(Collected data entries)
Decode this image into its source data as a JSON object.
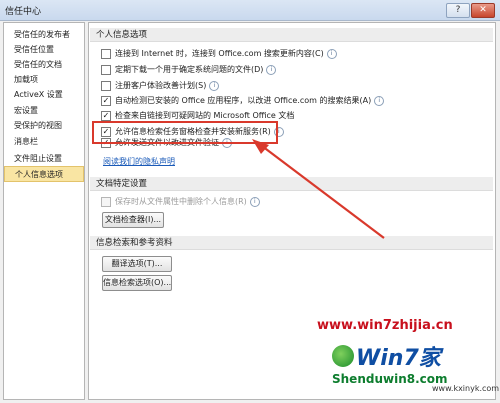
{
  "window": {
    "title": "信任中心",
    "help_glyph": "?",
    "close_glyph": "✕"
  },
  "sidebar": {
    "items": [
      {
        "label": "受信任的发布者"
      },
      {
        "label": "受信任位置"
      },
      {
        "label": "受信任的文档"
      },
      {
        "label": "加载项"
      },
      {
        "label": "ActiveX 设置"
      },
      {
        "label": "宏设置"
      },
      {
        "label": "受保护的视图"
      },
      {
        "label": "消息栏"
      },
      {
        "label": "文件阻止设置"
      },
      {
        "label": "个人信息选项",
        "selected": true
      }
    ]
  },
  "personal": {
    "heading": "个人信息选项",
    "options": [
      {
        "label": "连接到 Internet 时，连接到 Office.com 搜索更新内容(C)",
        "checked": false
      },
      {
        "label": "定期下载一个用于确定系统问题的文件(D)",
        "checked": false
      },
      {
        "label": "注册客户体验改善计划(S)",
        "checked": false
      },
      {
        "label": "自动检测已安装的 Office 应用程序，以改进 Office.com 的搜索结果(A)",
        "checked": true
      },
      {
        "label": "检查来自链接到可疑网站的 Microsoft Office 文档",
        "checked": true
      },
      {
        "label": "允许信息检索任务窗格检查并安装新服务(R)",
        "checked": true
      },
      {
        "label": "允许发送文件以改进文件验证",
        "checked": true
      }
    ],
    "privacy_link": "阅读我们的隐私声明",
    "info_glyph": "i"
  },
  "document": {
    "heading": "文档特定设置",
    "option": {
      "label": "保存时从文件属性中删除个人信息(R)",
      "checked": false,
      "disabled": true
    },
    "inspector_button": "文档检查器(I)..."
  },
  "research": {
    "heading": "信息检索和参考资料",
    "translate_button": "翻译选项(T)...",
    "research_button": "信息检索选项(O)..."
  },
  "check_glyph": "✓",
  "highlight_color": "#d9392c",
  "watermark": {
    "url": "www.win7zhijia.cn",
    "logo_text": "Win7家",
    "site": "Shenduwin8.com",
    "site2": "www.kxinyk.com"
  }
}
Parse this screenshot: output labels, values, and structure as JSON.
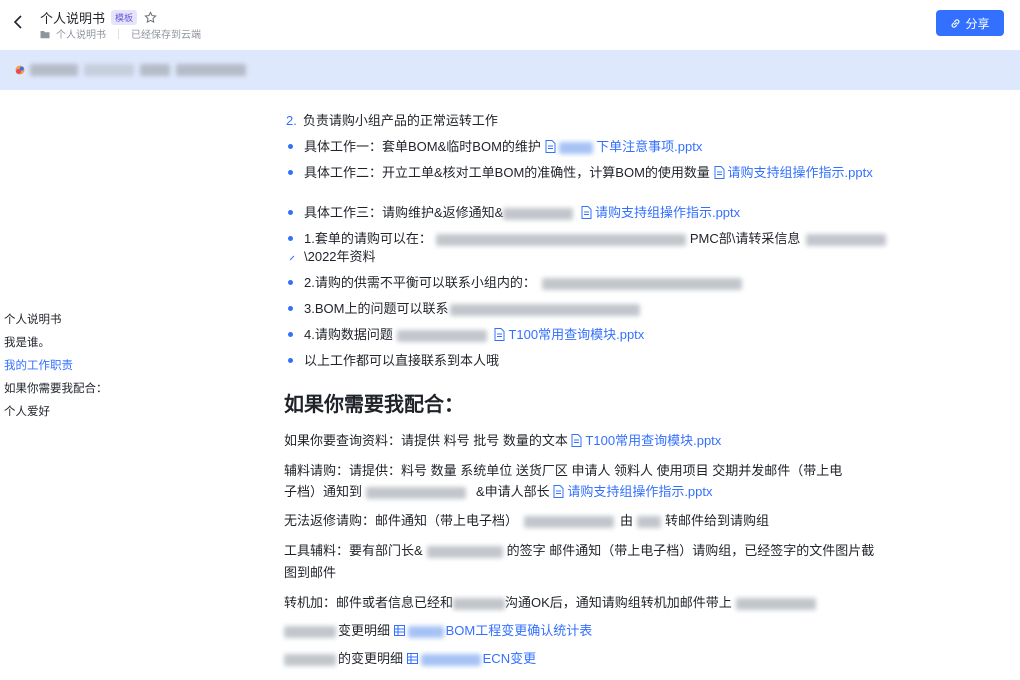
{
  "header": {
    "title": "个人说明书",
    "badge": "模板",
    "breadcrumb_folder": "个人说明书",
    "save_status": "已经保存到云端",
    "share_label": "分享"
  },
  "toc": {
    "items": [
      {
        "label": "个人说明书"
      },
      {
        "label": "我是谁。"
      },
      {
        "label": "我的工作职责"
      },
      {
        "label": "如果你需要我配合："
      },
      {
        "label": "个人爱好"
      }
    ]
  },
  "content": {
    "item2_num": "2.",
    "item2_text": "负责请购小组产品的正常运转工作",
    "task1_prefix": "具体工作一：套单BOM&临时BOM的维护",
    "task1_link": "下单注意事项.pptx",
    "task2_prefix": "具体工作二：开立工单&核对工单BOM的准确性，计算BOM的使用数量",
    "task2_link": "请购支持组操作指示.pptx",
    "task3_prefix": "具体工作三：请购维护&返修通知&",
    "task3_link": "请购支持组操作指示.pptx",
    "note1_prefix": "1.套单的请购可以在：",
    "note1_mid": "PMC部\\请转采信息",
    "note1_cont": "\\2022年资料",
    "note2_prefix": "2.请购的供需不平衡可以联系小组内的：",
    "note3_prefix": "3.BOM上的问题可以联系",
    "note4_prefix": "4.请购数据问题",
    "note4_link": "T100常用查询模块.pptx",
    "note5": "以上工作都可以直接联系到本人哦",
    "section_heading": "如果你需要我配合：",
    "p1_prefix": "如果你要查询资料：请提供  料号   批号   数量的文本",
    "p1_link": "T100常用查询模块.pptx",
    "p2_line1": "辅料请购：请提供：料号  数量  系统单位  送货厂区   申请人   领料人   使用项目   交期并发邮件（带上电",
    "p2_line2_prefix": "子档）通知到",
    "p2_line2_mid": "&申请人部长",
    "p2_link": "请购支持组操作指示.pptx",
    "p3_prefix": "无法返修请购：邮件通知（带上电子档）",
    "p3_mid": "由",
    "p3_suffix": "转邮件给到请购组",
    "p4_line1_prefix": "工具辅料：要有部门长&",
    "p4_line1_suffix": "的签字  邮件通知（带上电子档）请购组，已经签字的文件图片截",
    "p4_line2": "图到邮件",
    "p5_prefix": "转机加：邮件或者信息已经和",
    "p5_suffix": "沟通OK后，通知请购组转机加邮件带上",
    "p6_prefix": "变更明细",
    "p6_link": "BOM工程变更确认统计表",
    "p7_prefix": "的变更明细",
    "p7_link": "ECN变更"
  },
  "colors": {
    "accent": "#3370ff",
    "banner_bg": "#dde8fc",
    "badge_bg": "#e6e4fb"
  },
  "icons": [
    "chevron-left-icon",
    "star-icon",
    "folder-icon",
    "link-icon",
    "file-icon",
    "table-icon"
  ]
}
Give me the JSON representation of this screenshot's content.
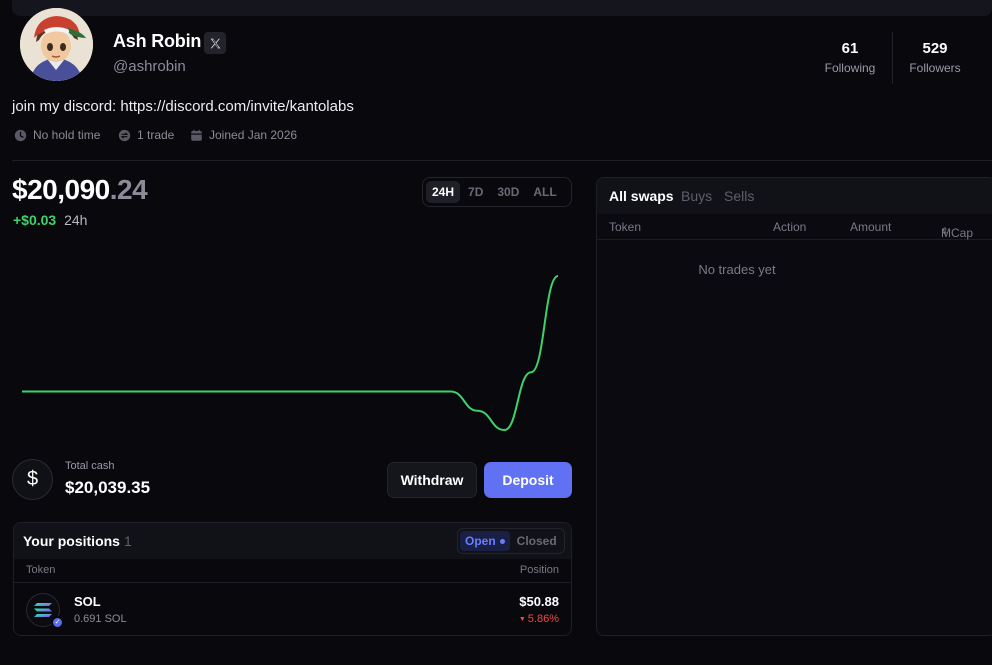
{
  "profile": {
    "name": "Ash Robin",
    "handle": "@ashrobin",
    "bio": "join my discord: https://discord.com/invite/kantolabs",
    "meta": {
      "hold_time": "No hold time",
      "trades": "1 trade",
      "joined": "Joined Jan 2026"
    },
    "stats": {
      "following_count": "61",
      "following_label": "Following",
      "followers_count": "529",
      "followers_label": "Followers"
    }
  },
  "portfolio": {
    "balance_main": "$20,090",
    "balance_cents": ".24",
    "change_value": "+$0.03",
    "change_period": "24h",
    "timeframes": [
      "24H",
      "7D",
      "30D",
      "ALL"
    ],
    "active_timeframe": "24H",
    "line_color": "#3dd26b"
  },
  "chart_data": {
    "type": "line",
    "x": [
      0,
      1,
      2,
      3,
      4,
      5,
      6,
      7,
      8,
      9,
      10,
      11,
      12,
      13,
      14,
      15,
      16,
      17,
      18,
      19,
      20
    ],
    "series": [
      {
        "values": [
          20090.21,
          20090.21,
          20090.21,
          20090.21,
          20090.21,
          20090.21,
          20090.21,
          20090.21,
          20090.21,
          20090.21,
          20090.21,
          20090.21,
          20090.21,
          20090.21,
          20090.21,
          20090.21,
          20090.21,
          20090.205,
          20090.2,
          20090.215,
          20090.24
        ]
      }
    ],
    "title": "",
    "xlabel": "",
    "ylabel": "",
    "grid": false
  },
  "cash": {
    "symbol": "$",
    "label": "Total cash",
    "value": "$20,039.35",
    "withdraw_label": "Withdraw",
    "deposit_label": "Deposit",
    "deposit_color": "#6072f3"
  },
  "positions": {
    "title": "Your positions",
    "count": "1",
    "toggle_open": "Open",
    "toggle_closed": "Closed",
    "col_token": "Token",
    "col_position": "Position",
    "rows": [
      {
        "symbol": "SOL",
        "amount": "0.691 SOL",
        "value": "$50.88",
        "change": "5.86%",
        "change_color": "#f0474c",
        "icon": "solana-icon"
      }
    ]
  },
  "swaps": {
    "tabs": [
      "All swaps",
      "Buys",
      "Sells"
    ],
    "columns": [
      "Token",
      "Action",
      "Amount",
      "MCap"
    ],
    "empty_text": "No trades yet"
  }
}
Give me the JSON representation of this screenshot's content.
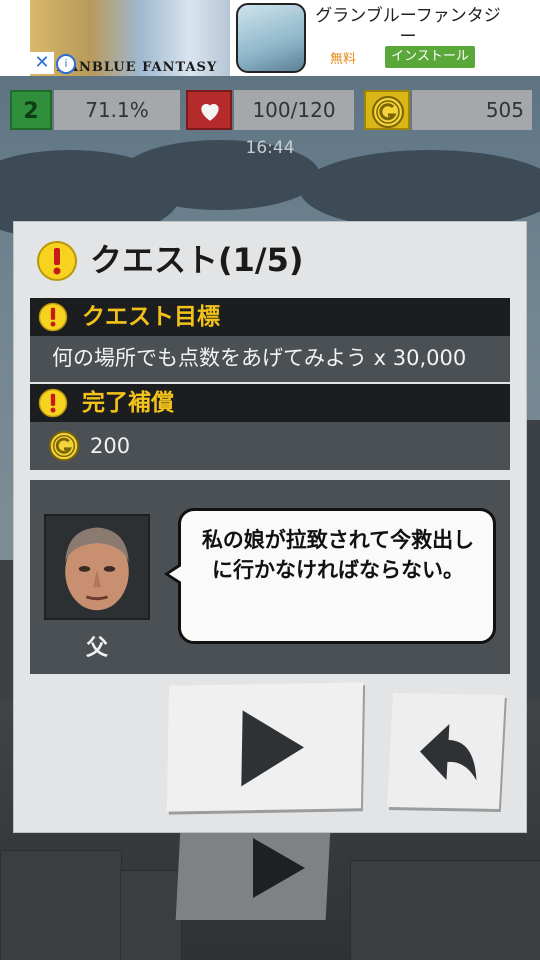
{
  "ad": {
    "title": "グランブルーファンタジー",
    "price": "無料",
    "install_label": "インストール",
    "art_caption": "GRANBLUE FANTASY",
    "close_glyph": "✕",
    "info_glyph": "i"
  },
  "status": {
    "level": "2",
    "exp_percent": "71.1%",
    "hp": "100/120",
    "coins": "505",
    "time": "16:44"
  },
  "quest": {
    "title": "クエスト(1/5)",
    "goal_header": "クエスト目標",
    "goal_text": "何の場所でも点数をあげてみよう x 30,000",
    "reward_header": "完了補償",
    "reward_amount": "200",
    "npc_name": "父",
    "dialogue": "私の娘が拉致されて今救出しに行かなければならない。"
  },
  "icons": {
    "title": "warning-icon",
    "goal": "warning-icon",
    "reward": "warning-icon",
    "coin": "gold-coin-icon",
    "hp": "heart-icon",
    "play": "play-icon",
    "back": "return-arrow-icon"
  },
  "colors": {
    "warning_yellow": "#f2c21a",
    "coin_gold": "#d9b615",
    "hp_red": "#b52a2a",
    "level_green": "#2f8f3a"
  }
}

## Aim
Go through the records above and copy every line with the word "JSON".

## Task result
Decode this image into its source data as a JSON object.
Parse this screenshot: output labels, values, and structure as JSON.
Give me the JSON representation of this screenshot's content.
Give me the JSON representation of this screenshot's content.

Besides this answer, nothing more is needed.